■ PROVIDED RECORDS
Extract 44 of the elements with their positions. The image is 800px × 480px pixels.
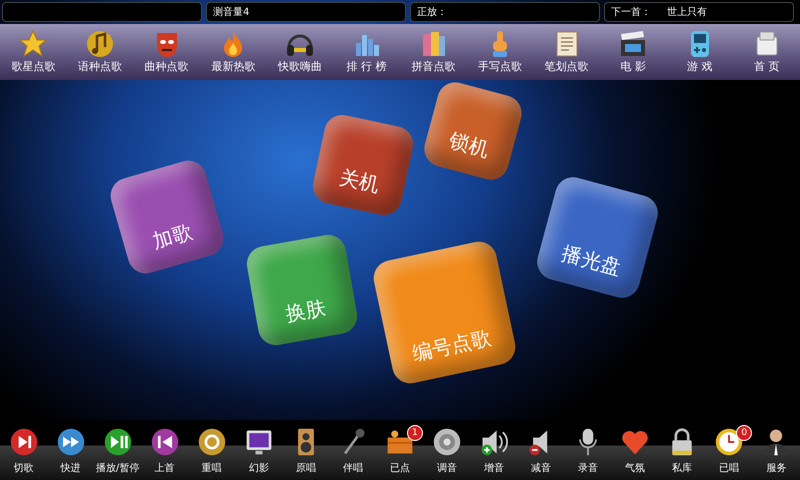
menu-item[interactable]: 曲种点歌 xyxy=(136,26,198,78)
control-label[interactable]: 气氛 xyxy=(625,461,646,476)
next-song-title: 世上只有 xyxy=(667,6,707,19)
control-label[interactable]: 切歌 xyxy=(14,461,34,476)
menu-item[interactable]: 歌星点歌 xyxy=(2,26,64,78)
control-label[interactable]: 减音 xyxy=(531,461,552,476)
count-badge: 0 xyxy=(736,425,752,441)
clock-icon[interactable] xyxy=(714,427,744,457)
menu-item[interactable]: 首 页 xyxy=(736,26,798,78)
count-badge: 1 xyxy=(406,425,423,441)
menu-item[interactable]: 拼音点歌 xyxy=(402,26,464,78)
status-label: 下一首： xyxy=(611,6,651,19)
control-label[interactable]: 重唱 xyxy=(202,461,222,476)
control-label[interactable]: 私库 xyxy=(672,461,692,476)
status-field: 测音量4 xyxy=(206,2,406,22)
status-field: 正放： xyxy=(410,2,600,22)
control-label[interactable]: 原唱 xyxy=(296,461,316,476)
play-pause-icon[interactable] xyxy=(102,427,133,457)
menu-item[interactable]: 手写点歌 xyxy=(468,26,531,78)
control-label[interactable]: 录音 xyxy=(578,461,598,476)
control-label[interactable]: 调音 xyxy=(436,461,457,476)
repeat-icon[interactable] xyxy=(196,427,227,457)
control-label[interactable]: 快进 xyxy=(60,461,81,476)
menu-item[interactable]: 快歌嗨曲 xyxy=(268,26,331,78)
control-label[interactable]: 幻影 xyxy=(248,461,269,476)
fast-forward-icon[interactable] xyxy=(56,427,86,457)
menu-item[interactable]: 语种点歌 xyxy=(68,26,131,78)
control-label[interactable]: 服务 xyxy=(766,461,786,476)
star-icon xyxy=(18,28,48,59)
control-label[interactable]: 已唱 xyxy=(719,461,740,476)
menu-item[interactable]: 最新热歌 xyxy=(202,26,264,78)
skip-icon[interactable] xyxy=(8,427,39,457)
loudspeaker-icon[interactable] xyxy=(432,427,462,457)
menu-item[interactable]: 电 影 xyxy=(602,26,664,78)
menu-item[interactable]: 排 行 榜 xyxy=(336,26,398,78)
previous-icon[interactable] xyxy=(150,427,180,457)
control-label[interactable]: 播放/暂停 xyxy=(96,461,140,476)
menu-item[interactable]: 笔划点歌 xyxy=(536,26,598,78)
control-label[interactable]: 增音 xyxy=(484,461,504,476)
menu-item[interactable]: 游 戏 xyxy=(668,26,731,78)
music-note-icon xyxy=(84,28,115,59)
control-label[interactable]: 上首 xyxy=(154,461,175,476)
control-label[interactable]: 伴唱 xyxy=(342,461,363,476)
control-label[interactable]: 已点 xyxy=(390,461,410,476)
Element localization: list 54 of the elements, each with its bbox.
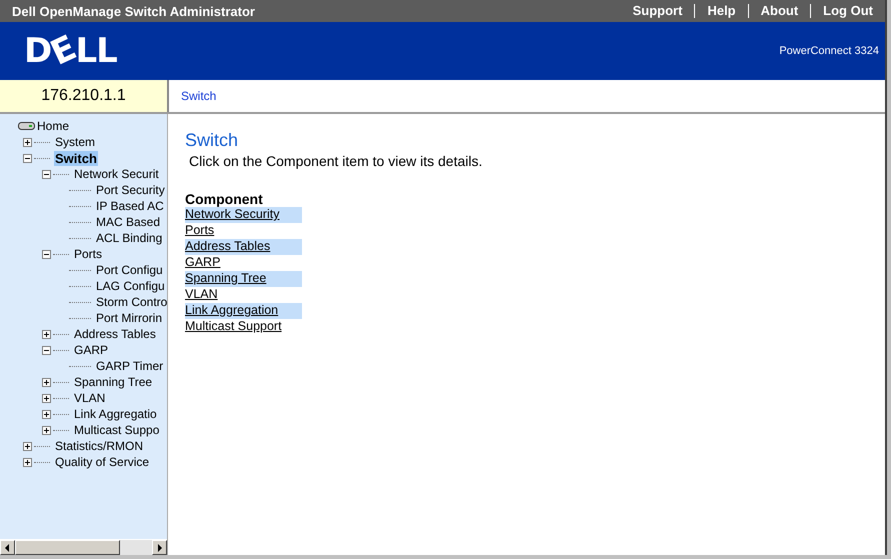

■ TASK REQUIREMENTS
Rewrite every row above with each "elements" changed to "UI items" and everything else left as it is. Leave out the pictures.

■ FINISHED TASK
Extract 44 of the UI items with their positions. The image is 800px × 480px pixels.
menu-item[interactable]: 曲种点歌 xyxy=(136,26,198,78)
control-label[interactable]: 气氛 xyxy=(625,461,646,476)
next-song-title: 世上只有 xyxy=(667,6,707,19)
control-label[interactable]: 切歌 xyxy=(14,461,34,476)
menu-item[interactable]: 歌星点歌 xyxy=(2,26,64,78)
control-label[interactable]: 减音 xyxy=(531,461,552,476)
count-badge: 0 xyxy=(736,425,752,441)
clock-icon[interactable] xyxy=(714,427,744,457)
menu-item[interactable]: 首 页 xyxy=(736,26,798,78)
count-badge: 1 xyxy=(406,425,423,441)
menu-item[interactable]: 拼音点歌 xyxy=(402,26,464,78)
status-label: 下一首： xyxy=(611,6,651,19)
control-label[interactable]: 重唱 xyxy=(202,461,222,476)
control-label[interactable]: 私库 xyxy=(672,461,692,476)
status-field: 测音量4 xyxy=(206,2,406,22)
status-field: 正放： xyxy=(410,2,600,22)
control-label[interactable]: 原唱 xyxy=(296,461,316,476)
play-pause-icon[interactable] xyxy=(102,427,133,457)
menu-item[interactable]: 手写点歌 xyxy=(468,26,531,78)
control-label[interactable]: 录音 xyxy=(578,461,598,476)
control-label[interactable]: 调音 xyxy=(436,461,457,476)
repeat-icon[interactable] xyxy=(196,427,227,457)
control-label[interactable]: 快进 xyxy=(60,461,81,476)
menu-item[interactable]: 快歌嗨曲 xyxy=(268,26,331,78)
control-label[interactable]: 幻影 xyxy=(248,461,269,476)
fast-forward-icon[interactable] xyxy=(56,427,86,457)
menu-item[interactable]: 语种点歌 xyxy=(68,26,131,78)
control-label[interactable]: 服务 xyxy=(766,461,786,476)
star-icon xyxy=(18,28,48,59)
control-label[interactable]: 已唱 xyxy=(719,461,740,476)
menu-item[interactable]: 最新热歌 xyxy=(202,26,264,78)
skip-icon[interactable] xyxy=(8,427,39,457)
loudspeaker-icon[interactable] xyxy=(432,427,462,457)
menu-item[interactable]: 电 影 xyxy=(602,26,664,78)
menu-item[interactable]: 排 行 榜 xyxy=(336,26,398,78)
previous-icon[interactable] xyxy=(150,427,180,457)
control-label[interactable]: 播放/暂停 xyxy=(96,461,140,476)
menu-item[interactable]: 笔划点歌 xyxy=(536,26,598,78)
control-label[interactable]: 增音 xyxy=(484,461,504,476)
menu-item[interactable]: 游 戏 xyxy=(668,26,731,78)
music-note-icon xyxy=(84,28,115,59)
control-label[interactable]: 上首 xyxy=(154,461,175,476)
control-label[interactable]: 伴唱 xyxy=(342,461,363,476)
control-label[interactable]: 已点 xyxy=(390,461,410,476)
Element localization: list 54 of the UI items, each with its bbox.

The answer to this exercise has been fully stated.